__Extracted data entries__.
-=-=-=-=-

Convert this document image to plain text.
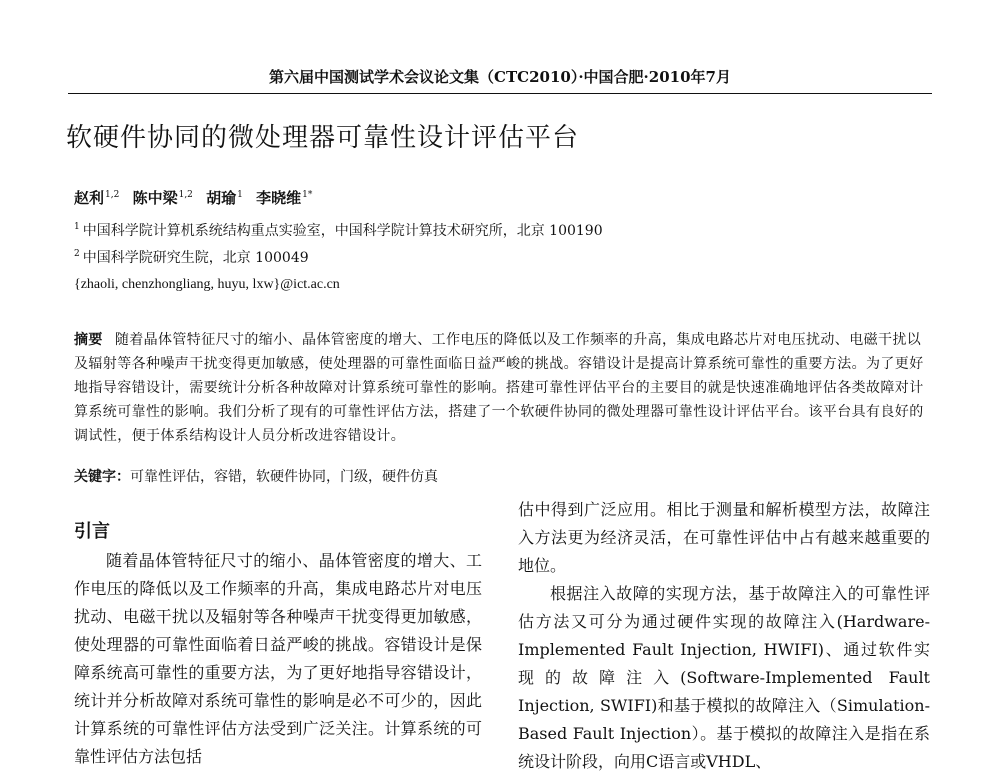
第六届中国测试学术会议论文集（CTC2010）·中国合肥·2010年7月
软硬件协同的微处理器可靠性设计评估平台
赵利$^{1,2}$ 陈中梁$^{1,2}$ 胡瑜$^1$ 李晓维$^{1*}$
$^1$ 中国科学院计算机系统结构重点实验室，中国科学院计算技术研究所，北京 100190
$^2$ 中国科学院研究生院，北京 100049
{zhaoli, chenzhongliang, huyu, lxw}@ict.ac.cn
摘要 随着晶体管特征尺寸的缩小、晶体管密度的增大、工作电压的降低以及工作频率的升高，集成电路芯片对电压扰动、电磁干扰以及辐射等各种噪声干扰变得更加敏感，使处理器的可靠性面临日益严峻的挑战。容错设计是提高计算系统可靠性的重要方法。为了更好地指导容错设计，需要统计分析各种故障对计算系统可靠性的影响。搭建可靠性评估平台的主要目的就是快速准确地评估各类故障对计算系统可靠性的影响。我们分析了现有的可靠性评估方法，搭建了一个软硬件协同的微处理器可靠性设计评估平台。该平台具有良好的调试性，便于体系结构设计人员分析改进容错设计。
关键字：可靠性评估，容错，软硬件协同，门级，硬件仿真
引言

随着晶体管特征尺寸的缩小、晶体管密度的增大、工作电压的降低以及工作频率的升高，集成电路芯片对电压扰动、电磁干扰以及辐射等各种噪声干扰变得更加敏感，使处理器的可靠性面临着日益严峻的挑战。容错设计是保障系统高可靠性的重要方法，为了更好地指导容错设计，统计并分析故障对系统可靠性的影响是必不可少的，因此计算系统的可靠性评估方法受到广泛关注。计算系统的可靠性评估方法包括

估中得到广泛应用。相比于测量和解析模型方法，故障注入方法更为经济灵活，在可靠性评估中占有越来越重要的地位。

根据注入故障的实现方法，基于故障注入的可靠性评估方法又可分为通过硬件实现的故障注入(Hardware-Implemented Fault Injection, HWIFI)、通过软件实现的故障注入(Software-Implemented Fault Injection, SWIFI)和基于模拟的故障注入（Simulation-Based Fault Injection）。基于模拟的故障注入是指在系统设计阶段，向用C语言或VHDL、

-=-=-=-=-

__EXERCISE TASK__. Print the records word for word and exclude any picture they hold.

__SOLUTION FOR THIS PROBLEM__.
Convert this document image to plain text.
第六届中国测试学术会议论文集（CTC2010）·中国合肥·2010年7月
软硬件协同的微处理器可靠性设计评估平台
赵利$^{1,2}$ 陈中梁$^{1,2}$ 胡瑜$^1$ 李晓维$^{1*}$
$^1$ 中国科学院计算机系统结构重点实验室，中国科学院计算技术研究所，北京 100190
$^2$ 中国科学院研究生院，北京 100049
{zhaoli, chenzhongliang, huyu, lxw}@ict.ac.cn
摘要 随着晶体管特征尺寸的缩小、晶体管密度的增大、工作电压的降低以及工作频率的升高，集成电路芯片对电压扰动、电磁干扰以及辐射等各种噪声干扰变得更加敏感，使处理器的可靠性面临日益严峻的挑战。容错设计是提高计算系统可靠性的重要方法。为了更好地指导容错设计，需要统计分析各种故障对计算系统可靠性的影响。搭建可靠性评估平台的主要目的就是快速准确地评估各类故障对计算系统可靠性的影响。我们分析了现有的可靠性评估方法，搭建了一个软硬件协同的微处理器可靠性设计评估平台。该平台具有良好的调试性，便于体系结构设计人员分析改进容错设计。
关键字：可靠性评估，容错，软硬件协同，门级，硬件仿真
引言

随着晶体管特征尺寸的缩小、晶体管密度的增大、工作电压的降低以及工作频率的升高，集成电路芯片对电压扰动、电磁干扰以及辐射等各种噪声干扰变得更加敏感，使处理器的可靠性面临着日益严峻的挑战。容错设计是保障系统高可靠性的重要方法，为了更好地指导容错设计，统计并分析故障对系统可靠性的影响是必不可少的，因此计算系统的可靠性评估方法受到广泛关注。计算系统的可靠性评估方法包括

估中得到广泛应用。相比于测量和解析模型方法，故障注入方法更为经济灵活，在可靠性评估中占有越来越重要的地位。

根据注入故障的实现方法，基于故障注入的可靠性评估方法又可分为通过硬件实现的故障注入(Hardware-Implemented Fault Injection, HWIFI)、通过软件实现的故障注入(Software-Implemented Fault Injection, SWIFI)和基于模拟的故障注入（Simulation-Based Fault Injection）。基于模拟的故障注入是指在系统设计阶段，向用C语言或VHDL、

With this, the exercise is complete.